◆ **Work to complete**
Your task is to count the lines of the entries below that include the word "lukonko" and to give only the resulting number.

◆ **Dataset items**
#####

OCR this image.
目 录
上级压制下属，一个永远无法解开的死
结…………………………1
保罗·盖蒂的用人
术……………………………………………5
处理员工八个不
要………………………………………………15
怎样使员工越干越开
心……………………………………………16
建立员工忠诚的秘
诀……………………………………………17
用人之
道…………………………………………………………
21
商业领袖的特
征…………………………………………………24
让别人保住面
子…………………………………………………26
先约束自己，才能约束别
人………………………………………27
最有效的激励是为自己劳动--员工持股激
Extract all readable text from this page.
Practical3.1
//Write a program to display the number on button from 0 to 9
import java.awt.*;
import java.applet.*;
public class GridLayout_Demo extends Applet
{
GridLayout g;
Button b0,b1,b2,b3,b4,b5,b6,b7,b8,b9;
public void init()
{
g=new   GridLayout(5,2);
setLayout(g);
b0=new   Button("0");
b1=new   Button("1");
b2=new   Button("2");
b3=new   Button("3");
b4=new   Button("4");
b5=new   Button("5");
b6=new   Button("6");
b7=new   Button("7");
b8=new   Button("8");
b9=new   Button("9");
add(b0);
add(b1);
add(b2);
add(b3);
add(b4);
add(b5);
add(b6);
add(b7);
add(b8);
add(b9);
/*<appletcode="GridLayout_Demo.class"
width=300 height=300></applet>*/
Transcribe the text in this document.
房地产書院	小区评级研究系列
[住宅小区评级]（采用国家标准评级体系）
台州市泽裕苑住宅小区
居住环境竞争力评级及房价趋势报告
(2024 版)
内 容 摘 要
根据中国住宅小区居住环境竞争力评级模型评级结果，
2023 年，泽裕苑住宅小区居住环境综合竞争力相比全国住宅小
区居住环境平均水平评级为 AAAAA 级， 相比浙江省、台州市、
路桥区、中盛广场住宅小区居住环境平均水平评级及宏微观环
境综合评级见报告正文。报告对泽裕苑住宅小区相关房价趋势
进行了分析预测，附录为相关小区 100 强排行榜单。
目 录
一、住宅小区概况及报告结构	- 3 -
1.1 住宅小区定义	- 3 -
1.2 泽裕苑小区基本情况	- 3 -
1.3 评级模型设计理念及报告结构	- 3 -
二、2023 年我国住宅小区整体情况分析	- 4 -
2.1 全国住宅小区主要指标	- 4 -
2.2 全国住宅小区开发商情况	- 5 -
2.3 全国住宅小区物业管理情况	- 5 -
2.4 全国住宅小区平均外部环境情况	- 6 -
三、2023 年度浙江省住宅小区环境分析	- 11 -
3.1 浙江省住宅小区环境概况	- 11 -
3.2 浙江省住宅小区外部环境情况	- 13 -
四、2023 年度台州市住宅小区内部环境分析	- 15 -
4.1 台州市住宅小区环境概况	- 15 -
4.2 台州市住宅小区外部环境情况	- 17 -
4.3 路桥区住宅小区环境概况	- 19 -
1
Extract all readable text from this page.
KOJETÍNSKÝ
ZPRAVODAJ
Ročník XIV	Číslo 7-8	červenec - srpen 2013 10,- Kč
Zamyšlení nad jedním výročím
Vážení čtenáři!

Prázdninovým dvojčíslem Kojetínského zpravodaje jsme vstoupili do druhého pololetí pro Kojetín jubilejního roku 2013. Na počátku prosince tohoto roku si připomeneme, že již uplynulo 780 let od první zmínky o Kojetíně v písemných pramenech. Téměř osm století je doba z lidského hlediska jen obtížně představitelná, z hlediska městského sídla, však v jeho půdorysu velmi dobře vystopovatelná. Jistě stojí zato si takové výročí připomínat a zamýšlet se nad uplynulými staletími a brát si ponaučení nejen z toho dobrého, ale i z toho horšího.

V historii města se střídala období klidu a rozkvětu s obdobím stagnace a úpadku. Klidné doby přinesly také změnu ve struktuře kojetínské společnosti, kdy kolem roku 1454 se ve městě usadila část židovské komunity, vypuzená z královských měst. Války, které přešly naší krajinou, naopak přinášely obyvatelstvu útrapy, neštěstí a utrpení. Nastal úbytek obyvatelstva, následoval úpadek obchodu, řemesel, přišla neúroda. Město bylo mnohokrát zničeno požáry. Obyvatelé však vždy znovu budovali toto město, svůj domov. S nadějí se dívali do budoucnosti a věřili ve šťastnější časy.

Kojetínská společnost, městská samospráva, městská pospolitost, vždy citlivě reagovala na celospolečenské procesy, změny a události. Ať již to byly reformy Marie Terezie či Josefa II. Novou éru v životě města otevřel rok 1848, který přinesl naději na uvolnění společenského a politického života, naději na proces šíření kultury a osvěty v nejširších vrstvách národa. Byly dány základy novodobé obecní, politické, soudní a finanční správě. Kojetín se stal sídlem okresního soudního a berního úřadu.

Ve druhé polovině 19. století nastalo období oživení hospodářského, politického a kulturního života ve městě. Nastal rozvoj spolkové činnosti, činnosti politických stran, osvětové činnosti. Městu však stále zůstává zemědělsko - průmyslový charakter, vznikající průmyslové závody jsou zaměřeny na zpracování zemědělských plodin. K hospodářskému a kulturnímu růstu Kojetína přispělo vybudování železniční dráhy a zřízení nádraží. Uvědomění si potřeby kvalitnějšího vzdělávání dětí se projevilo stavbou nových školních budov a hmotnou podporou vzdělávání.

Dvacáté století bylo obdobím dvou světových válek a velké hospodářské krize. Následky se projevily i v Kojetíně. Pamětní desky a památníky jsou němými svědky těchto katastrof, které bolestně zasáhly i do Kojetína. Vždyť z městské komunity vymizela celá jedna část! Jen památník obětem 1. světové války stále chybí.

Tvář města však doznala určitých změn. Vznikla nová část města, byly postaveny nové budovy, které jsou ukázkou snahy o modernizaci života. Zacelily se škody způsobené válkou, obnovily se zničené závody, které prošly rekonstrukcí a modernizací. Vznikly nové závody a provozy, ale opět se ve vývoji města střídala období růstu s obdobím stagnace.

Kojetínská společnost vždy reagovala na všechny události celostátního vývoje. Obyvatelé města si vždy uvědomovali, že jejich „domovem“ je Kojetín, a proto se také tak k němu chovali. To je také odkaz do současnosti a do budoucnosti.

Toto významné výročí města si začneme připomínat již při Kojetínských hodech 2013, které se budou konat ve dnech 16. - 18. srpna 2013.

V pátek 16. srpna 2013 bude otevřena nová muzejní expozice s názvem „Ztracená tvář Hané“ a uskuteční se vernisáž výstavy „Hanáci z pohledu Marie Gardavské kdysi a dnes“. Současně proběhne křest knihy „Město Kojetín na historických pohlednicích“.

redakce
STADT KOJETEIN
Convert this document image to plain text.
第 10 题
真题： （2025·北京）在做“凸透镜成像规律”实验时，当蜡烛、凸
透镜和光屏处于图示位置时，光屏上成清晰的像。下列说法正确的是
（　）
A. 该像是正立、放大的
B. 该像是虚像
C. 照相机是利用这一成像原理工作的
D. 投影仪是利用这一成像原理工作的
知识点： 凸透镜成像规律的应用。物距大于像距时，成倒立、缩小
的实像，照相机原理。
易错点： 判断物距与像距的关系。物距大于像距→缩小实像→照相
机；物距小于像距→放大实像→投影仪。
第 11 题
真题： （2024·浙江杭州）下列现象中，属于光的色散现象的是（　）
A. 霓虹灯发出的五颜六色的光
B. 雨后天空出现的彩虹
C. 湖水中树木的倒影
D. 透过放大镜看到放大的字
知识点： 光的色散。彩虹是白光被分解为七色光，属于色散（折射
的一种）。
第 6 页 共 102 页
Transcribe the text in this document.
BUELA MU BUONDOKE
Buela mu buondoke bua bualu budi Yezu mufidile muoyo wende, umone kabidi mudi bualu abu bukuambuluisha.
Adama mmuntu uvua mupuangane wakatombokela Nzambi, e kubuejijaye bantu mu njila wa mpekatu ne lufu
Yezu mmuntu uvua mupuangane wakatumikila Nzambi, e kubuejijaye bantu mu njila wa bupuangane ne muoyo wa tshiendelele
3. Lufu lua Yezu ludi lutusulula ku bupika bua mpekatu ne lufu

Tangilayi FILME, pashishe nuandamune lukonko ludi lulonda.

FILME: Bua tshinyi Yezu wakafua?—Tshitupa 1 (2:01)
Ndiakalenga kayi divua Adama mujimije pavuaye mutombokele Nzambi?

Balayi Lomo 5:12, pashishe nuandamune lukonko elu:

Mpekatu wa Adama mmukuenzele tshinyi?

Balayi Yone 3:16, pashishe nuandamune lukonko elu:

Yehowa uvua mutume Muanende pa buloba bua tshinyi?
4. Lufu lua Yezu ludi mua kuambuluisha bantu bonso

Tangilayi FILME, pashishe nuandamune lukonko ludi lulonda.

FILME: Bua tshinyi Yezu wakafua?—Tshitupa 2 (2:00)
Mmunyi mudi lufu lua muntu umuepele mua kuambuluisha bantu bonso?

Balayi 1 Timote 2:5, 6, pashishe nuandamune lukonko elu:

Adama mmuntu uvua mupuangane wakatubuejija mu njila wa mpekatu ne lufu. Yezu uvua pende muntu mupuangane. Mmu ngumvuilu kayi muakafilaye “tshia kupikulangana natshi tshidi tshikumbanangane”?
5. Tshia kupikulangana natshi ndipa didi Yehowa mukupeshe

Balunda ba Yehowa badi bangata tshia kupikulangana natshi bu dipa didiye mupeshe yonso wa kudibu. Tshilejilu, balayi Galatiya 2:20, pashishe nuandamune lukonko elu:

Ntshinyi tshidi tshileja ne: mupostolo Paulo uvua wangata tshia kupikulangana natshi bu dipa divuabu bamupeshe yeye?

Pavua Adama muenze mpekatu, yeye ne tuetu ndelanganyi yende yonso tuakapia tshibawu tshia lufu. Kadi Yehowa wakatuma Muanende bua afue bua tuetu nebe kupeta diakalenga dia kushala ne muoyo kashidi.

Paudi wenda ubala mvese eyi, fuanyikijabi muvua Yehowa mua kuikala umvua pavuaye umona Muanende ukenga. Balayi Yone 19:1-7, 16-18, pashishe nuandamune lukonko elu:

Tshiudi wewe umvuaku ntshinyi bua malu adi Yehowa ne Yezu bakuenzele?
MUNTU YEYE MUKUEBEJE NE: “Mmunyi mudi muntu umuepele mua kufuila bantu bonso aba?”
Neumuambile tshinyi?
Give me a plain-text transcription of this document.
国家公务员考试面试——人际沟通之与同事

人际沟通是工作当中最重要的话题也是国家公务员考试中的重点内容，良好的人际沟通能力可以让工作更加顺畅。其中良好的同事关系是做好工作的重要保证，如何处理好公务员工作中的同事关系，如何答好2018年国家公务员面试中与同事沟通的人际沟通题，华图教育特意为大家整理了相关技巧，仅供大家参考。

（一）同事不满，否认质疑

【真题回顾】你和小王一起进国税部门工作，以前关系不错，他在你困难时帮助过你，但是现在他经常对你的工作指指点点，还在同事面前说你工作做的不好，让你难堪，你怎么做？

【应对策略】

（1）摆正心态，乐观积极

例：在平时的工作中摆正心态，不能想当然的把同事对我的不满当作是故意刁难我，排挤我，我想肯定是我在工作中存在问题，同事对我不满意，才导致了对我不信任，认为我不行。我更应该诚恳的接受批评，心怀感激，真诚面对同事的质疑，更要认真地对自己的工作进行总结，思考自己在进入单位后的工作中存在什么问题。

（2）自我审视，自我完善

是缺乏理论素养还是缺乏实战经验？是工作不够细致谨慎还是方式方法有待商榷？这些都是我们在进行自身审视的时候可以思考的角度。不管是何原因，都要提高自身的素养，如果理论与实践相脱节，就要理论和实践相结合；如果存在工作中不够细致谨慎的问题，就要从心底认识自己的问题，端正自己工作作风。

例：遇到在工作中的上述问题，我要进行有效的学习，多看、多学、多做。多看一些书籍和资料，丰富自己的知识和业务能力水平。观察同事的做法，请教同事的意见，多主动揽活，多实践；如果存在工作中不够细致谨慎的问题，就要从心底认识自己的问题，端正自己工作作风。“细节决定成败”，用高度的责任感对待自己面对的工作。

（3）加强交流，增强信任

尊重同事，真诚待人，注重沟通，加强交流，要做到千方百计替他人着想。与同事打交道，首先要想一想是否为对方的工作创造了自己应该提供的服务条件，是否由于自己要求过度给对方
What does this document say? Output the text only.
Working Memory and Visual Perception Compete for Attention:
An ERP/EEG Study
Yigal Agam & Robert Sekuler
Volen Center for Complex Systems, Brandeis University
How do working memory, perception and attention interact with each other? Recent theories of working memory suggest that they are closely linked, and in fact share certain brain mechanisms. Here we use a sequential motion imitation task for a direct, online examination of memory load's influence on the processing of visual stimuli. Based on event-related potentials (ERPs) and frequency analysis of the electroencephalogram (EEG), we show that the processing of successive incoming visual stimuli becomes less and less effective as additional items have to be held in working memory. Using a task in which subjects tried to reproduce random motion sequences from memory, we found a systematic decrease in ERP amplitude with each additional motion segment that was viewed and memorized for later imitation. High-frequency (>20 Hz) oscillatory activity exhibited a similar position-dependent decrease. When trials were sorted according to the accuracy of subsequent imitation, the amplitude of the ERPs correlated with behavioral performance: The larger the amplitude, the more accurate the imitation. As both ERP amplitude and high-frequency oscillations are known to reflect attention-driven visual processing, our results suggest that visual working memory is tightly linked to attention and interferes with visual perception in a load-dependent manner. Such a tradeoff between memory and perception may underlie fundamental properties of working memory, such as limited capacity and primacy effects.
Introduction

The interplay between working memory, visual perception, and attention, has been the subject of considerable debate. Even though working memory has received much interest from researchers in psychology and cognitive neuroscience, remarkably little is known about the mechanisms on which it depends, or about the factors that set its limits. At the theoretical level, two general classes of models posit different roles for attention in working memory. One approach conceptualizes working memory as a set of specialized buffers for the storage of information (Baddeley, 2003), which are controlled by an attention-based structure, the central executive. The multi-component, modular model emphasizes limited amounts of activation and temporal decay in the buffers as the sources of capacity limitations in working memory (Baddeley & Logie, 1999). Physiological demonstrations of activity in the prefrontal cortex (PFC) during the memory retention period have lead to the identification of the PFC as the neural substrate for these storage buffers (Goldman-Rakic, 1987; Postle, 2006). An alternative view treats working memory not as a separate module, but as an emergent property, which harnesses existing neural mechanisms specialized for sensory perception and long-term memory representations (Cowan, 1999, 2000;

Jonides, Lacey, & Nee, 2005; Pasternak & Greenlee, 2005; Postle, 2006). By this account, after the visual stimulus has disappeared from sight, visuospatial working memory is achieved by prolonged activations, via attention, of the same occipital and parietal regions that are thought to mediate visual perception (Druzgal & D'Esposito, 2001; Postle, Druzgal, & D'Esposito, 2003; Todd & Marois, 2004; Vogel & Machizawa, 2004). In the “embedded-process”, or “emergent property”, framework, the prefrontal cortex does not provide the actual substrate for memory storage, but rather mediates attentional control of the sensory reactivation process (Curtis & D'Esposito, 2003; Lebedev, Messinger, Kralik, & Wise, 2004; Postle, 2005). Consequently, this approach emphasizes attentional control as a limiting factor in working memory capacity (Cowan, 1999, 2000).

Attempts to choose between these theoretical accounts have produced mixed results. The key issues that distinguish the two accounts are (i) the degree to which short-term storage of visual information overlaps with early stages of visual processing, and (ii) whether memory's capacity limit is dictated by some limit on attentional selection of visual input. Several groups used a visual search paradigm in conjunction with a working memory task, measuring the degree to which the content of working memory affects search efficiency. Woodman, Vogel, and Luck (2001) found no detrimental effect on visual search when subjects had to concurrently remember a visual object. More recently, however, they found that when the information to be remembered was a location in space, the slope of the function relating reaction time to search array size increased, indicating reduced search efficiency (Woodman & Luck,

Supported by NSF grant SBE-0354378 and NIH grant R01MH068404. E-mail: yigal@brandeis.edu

#####

◆ **Result for this exercise**
7